* Exercise brief: In the records below, find each line with the word "color" and copy it.

Stored entries:
----

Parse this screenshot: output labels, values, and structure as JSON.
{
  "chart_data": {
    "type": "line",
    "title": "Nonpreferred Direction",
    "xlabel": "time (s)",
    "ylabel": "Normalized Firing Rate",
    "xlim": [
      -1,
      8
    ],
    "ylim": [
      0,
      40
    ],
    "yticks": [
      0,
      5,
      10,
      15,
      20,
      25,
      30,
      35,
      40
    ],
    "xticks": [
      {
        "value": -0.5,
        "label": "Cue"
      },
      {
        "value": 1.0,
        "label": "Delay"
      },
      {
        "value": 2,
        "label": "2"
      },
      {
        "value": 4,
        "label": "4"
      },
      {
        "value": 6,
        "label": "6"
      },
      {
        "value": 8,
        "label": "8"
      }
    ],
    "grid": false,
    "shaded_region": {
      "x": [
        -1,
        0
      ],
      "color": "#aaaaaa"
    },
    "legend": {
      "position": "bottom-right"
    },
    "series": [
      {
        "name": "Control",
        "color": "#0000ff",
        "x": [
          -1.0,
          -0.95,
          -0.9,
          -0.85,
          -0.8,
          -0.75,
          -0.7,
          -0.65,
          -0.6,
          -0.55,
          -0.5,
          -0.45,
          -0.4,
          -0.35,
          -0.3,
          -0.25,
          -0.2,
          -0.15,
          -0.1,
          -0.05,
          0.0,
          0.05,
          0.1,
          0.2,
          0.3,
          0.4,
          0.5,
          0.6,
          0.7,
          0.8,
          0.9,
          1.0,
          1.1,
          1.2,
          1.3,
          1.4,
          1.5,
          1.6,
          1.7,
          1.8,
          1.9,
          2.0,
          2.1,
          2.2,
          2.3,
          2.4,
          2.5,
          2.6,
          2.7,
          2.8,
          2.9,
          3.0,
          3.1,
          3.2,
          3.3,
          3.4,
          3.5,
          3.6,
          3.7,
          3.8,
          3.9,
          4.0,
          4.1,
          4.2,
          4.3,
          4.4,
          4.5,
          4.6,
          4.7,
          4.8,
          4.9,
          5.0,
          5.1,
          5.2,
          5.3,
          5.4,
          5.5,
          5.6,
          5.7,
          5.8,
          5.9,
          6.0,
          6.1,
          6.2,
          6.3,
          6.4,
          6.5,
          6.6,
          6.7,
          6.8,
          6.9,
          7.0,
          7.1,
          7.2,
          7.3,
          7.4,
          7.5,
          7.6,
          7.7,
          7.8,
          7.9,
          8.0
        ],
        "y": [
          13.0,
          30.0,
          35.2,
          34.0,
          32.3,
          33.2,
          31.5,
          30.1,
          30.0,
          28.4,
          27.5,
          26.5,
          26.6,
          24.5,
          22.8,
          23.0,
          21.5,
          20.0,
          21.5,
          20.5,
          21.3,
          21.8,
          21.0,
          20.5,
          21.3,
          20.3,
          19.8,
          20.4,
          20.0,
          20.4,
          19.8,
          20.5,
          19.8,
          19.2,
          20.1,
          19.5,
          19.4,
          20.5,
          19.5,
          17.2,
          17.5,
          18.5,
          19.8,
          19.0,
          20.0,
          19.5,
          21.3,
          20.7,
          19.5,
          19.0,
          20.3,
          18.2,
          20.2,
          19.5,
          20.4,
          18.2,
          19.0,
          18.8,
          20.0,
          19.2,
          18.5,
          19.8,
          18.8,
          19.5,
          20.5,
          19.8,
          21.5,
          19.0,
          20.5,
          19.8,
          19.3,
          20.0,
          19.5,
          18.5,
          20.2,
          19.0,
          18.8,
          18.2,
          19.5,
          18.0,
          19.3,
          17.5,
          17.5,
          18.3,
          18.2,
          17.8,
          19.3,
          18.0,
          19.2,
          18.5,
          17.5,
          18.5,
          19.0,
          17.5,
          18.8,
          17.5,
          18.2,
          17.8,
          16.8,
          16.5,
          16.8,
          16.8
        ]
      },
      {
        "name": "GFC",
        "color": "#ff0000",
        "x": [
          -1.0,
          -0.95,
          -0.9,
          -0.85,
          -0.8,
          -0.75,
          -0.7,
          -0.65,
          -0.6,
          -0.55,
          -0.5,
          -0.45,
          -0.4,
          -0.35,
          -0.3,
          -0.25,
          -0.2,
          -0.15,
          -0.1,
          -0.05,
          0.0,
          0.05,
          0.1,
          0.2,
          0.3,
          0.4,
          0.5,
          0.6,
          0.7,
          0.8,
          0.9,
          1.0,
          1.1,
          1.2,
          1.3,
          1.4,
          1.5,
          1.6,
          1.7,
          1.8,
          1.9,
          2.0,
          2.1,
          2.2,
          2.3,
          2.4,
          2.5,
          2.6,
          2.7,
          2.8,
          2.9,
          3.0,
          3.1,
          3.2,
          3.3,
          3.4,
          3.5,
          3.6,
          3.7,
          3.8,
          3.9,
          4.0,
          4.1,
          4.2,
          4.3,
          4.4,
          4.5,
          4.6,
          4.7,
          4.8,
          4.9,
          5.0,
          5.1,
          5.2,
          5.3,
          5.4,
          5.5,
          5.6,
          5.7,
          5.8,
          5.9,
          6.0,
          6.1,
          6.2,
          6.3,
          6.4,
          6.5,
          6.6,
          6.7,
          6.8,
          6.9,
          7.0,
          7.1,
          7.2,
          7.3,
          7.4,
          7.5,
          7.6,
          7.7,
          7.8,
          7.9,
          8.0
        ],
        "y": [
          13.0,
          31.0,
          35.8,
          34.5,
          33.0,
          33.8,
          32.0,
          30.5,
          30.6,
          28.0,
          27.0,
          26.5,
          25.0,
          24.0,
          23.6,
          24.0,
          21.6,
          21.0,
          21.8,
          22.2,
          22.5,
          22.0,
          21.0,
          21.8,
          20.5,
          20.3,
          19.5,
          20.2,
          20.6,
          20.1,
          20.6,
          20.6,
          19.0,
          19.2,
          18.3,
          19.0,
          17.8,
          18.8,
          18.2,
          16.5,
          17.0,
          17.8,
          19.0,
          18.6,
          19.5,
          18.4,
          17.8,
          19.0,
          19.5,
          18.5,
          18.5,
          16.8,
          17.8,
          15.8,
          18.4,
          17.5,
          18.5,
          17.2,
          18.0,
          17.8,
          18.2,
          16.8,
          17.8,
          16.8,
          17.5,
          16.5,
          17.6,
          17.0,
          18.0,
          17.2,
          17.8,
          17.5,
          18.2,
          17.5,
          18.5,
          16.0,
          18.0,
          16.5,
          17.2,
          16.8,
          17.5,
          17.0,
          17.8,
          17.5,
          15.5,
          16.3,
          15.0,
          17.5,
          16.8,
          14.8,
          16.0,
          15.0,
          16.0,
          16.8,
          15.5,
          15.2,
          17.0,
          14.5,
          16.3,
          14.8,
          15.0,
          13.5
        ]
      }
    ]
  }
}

----

* The response:
      "color": "#aaaaaa"
        "color": "#0000ff",
        "color": "#ff0000",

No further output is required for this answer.